» **Set exercise**:
Only a number is wanted: how many lines in the listing contain the word "feugiat"?

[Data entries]

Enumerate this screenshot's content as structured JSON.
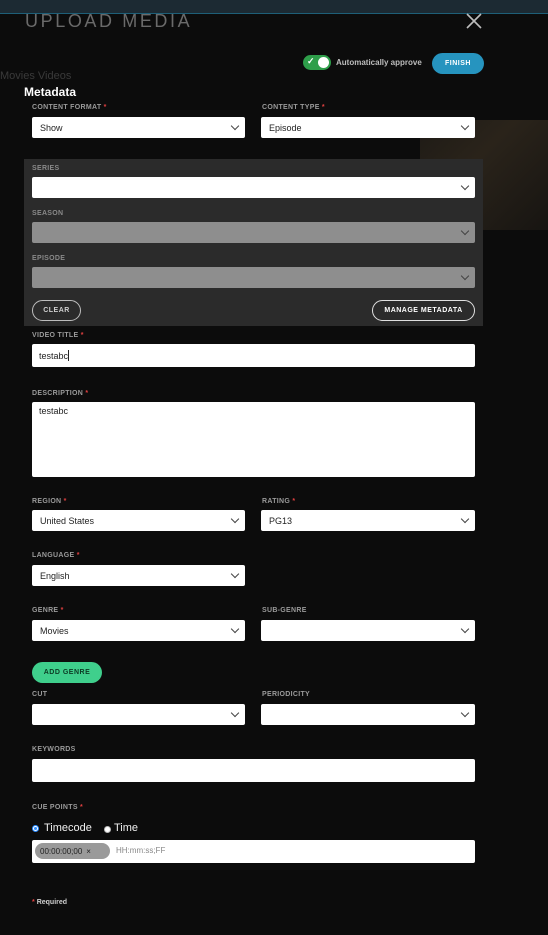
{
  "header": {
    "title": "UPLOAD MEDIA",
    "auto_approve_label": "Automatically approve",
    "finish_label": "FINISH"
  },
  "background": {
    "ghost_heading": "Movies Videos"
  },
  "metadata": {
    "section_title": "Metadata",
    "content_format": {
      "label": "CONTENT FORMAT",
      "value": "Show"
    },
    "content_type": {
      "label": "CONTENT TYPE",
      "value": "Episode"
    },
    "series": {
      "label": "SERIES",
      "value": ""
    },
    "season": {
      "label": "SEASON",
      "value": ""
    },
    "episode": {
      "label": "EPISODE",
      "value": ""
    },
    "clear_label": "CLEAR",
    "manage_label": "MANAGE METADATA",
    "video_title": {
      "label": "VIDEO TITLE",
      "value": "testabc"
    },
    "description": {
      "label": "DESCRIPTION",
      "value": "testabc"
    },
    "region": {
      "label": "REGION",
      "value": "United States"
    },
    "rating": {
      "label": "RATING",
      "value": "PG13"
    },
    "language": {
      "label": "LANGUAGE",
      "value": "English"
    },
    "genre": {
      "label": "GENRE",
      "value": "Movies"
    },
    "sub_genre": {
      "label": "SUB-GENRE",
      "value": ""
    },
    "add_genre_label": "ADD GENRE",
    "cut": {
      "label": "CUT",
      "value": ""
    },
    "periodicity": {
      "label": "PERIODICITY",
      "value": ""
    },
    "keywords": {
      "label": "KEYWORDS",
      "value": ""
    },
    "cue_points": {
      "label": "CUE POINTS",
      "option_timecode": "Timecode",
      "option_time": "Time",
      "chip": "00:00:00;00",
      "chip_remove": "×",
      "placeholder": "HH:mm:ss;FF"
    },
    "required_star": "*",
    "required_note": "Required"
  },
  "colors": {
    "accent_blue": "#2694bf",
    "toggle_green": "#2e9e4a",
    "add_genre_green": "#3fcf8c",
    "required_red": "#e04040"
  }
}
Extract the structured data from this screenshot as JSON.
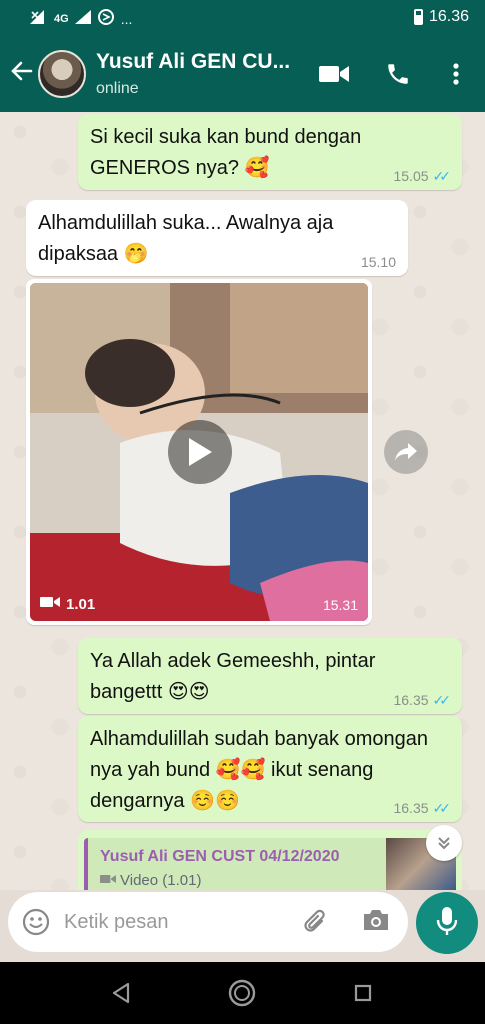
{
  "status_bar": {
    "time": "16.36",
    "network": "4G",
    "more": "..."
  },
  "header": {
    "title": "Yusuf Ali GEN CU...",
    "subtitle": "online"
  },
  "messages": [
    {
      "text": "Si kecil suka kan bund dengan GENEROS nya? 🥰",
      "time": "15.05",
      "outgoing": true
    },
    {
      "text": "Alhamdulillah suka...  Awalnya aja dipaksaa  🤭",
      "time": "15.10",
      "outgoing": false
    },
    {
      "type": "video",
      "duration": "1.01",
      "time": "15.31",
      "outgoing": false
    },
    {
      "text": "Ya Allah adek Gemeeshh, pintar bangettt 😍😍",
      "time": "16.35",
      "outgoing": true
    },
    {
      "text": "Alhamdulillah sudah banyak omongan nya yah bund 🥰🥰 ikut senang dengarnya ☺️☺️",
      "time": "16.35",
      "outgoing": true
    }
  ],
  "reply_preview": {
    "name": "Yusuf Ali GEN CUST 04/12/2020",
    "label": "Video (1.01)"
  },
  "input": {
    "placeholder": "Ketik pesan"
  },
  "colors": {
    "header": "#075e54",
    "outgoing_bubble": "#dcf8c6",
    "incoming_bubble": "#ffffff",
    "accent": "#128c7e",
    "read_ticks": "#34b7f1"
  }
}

---

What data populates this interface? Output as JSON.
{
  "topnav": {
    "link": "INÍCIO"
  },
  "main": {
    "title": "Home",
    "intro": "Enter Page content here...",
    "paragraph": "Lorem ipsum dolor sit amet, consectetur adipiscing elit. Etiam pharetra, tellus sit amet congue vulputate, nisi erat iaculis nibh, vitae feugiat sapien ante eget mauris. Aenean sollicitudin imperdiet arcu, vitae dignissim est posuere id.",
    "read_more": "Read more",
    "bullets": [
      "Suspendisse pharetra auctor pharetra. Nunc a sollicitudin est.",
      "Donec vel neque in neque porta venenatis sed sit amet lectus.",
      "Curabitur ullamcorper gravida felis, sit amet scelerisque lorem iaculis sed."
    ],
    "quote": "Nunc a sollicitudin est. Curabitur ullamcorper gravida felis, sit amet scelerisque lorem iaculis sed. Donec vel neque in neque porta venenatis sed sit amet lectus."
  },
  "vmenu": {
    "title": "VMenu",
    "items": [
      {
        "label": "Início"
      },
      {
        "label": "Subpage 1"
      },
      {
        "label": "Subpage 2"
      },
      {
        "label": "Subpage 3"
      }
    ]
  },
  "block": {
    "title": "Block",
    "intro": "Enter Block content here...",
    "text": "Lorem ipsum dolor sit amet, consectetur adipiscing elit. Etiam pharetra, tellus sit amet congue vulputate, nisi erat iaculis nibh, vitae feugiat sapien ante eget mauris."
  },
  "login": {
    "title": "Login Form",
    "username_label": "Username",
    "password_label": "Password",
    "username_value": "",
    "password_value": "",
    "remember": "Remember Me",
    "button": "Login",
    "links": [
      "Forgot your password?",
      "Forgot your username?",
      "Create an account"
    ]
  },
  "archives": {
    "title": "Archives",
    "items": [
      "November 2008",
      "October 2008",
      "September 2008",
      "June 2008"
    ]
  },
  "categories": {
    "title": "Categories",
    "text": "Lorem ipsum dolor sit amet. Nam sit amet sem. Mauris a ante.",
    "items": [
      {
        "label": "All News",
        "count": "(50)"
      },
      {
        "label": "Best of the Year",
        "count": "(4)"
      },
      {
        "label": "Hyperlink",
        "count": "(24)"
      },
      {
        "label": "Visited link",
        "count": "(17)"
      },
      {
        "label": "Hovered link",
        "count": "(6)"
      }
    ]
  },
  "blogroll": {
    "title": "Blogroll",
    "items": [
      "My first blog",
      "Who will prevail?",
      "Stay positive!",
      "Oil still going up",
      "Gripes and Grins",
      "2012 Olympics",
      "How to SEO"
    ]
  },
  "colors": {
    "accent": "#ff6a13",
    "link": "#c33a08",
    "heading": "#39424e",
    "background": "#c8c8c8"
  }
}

» **Exercise result**:
2